═════ EXTRACTED RECORDS ═════

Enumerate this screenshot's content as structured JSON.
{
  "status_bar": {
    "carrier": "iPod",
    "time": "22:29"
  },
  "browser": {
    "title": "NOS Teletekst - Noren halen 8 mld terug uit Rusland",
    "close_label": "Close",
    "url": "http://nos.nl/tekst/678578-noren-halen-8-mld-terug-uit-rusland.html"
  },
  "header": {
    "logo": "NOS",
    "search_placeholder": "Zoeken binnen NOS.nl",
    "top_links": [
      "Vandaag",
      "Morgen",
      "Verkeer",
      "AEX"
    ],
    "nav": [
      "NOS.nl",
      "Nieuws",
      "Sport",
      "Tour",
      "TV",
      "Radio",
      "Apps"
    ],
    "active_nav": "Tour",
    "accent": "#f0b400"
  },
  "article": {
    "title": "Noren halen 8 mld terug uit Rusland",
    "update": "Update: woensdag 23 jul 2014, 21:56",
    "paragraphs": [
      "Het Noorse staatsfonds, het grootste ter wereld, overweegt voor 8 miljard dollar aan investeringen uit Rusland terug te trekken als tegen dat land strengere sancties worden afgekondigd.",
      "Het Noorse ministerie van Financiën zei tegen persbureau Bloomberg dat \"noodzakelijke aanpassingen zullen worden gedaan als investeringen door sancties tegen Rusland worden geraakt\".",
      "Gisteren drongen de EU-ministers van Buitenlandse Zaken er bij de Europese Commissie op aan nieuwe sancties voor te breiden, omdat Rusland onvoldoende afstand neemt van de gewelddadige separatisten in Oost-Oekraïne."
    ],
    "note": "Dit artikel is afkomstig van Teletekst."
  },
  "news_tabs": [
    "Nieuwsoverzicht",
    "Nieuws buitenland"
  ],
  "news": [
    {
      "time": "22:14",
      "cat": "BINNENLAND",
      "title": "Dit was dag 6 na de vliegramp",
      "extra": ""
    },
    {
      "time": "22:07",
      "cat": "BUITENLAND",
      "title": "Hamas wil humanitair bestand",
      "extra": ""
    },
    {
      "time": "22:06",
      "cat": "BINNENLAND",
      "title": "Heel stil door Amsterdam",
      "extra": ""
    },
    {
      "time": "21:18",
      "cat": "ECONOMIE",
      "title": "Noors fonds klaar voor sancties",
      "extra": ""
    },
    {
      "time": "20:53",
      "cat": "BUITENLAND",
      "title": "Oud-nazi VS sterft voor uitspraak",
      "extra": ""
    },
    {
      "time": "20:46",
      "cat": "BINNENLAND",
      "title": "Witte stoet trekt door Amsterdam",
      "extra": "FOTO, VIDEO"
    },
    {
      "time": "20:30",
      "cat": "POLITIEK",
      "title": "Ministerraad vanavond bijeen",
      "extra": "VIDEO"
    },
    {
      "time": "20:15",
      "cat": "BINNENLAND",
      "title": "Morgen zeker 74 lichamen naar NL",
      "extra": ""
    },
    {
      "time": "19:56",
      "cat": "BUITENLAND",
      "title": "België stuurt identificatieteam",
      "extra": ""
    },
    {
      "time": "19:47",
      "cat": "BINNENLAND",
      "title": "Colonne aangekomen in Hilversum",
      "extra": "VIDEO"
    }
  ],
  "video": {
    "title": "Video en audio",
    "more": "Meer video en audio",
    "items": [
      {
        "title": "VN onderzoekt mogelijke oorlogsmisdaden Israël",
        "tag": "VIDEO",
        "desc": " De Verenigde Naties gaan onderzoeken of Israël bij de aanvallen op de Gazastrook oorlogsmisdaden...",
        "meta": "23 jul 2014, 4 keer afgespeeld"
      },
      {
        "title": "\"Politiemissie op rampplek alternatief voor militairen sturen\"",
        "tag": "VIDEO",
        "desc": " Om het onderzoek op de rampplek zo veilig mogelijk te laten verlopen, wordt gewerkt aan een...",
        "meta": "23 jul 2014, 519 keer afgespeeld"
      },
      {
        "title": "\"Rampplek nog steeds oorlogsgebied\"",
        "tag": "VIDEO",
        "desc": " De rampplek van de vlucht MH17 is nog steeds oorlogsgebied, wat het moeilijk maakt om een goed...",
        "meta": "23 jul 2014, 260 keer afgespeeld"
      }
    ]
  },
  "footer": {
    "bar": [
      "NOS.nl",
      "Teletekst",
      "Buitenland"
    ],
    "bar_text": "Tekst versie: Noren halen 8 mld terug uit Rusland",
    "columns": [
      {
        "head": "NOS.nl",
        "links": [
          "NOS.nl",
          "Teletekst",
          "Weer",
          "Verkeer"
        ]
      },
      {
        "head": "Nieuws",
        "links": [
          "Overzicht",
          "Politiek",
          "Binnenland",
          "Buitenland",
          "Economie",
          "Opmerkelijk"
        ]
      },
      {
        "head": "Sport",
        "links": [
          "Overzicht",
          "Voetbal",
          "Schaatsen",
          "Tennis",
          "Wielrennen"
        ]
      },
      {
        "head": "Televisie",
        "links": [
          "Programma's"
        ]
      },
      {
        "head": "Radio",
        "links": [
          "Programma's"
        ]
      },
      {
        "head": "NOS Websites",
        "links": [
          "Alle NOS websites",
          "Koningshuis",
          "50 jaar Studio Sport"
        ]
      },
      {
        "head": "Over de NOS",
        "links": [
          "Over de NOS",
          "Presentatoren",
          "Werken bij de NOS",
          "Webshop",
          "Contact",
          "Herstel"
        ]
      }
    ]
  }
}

═════

Take every line containing the word "Teletekst" and copy it.

    "title": "NOS Teletekst - Noren halen 8 mld terug uit Rusland",
    "note": "Dit artikel is afkomstig van Teletekst."
      "Teletekst",
          "Teletekst",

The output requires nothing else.